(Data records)
>>>

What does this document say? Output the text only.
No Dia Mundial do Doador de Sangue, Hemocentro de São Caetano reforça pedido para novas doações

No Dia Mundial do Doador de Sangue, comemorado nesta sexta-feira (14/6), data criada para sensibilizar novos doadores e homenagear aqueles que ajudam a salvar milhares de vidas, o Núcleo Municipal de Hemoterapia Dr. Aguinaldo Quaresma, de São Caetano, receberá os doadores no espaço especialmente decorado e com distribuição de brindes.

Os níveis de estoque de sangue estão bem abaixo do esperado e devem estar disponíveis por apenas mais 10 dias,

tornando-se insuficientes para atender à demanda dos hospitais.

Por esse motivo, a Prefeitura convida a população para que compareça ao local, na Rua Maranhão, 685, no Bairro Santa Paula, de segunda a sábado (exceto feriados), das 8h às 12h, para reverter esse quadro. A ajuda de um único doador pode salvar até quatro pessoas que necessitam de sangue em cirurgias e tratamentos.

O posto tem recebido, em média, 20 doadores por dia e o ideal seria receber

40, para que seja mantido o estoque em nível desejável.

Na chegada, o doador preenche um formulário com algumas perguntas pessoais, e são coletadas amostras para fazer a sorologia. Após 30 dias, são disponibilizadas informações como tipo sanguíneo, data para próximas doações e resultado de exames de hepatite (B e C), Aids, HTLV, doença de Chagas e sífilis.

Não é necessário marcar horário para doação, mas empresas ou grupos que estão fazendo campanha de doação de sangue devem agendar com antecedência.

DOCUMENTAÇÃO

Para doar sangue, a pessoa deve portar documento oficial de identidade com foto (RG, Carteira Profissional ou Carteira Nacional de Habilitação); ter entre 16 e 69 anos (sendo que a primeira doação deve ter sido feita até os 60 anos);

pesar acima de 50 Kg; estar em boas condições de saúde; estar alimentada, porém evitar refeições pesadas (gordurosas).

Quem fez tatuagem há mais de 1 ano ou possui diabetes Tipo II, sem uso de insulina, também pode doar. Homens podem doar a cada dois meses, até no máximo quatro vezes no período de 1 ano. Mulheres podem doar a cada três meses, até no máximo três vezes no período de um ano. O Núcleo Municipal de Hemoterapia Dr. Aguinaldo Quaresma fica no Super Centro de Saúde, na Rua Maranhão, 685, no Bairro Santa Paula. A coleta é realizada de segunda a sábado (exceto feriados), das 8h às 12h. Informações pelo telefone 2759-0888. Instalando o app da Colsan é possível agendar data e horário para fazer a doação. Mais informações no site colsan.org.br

<<<

Job> Extract every line above exactly as it stands.

Answer to this problem>
What does this document say? Output the text only.
No Dia Mundial do Doador de Sangue, Hemocentro de São Caetano reforça pedido para novas doações

No Dia Mundial do Doador de Sangue, comemorado nesta sexta-feira (14/6), data criada para sensibilizar novos doadores e homenagear aqueles que ajudam a salvar milhares de vidas, o Núcleo Municipal de Hemoterapia Dr. Aguinaldo Quaresma, de São Caetano, receberá os doadores no espaço especialmente decorado e com distribuição de brindes.

Os níveis de estoque de sangue estão bem abaixo do esperado e devem estar disponíveis por apenas mais 10 dias,

tornando-se insuficientes para atender à demanda dos hospitais.

Por esse motivo, a Prefeitura convida a população para que compareça ao local, na Rua Maranhão, 685, no Bairro Santa Paula, de segunda a sábado (exceto feriados), das 8h às 12h, para reverter esse quadro. A ajuda de um único doador pode salvar até quatro pessoas que necessitam de sangue em cirurgias e tratamentos.

O posto tem recebido, em média, 20 doadores por dia e o ideal seria receber

40, para que seja mantido o estoque em nível desejável.

Na chegada, o doador preenche um formulário com algumas perguntas pessoais, e são coletadas amostras para fazer a sorologia. Após 30 dias, são disponibilizadas informações como tipo sanguíneo, data para próximas doações e resultado de exames de hepatite (B e C), Aids, HTLV, doença de Chagas e sífilis.

Não é necessário marcar horário para doação, mas empresas ou grupos que estão fazendo campanha de doação de sangue devem agendar com antecedência.

DOCUMENTAÇÃO

Para doar sangue, a pessoa deve portar documento oficial de identidade com foto (RG, Carteira Profissional ou Carteira Nacional de Habilitação); ter entre 16 e 69 anos (sendo que a primeira doação deve ter sido feita até os 60 anos);

pesar acima de 50 Kg; estar em boas condições de saúde; estar alimentada, porém evitar refeições pesadas (gordurosas).

Quem fez tatuagem há mais de 1 ano ou possui diabetes Tipo II, sem uso de insulina, também pode doar. Homens podem doar a cada dois meses, até no máximo quatro vezes no período de 1 ano. Mulheres podem doar a cada três meses, até no máximo três vezes no período de um ano. O Núcleo Municipal de Hemoterapia Dr. Aguinaldo Quaresma fica no Super Centro de Saúde, na Rua Maranhão, 685, no Bairro Santa Paula. A coleta é realizada de segunda a sábado (exceto feriados), das 8h às 12h. Informações pelo telefone 2759-0888. Instalando o app da Colsan é possível agendar data e horário para fazer a doação. Mais informações no site colsan.org.br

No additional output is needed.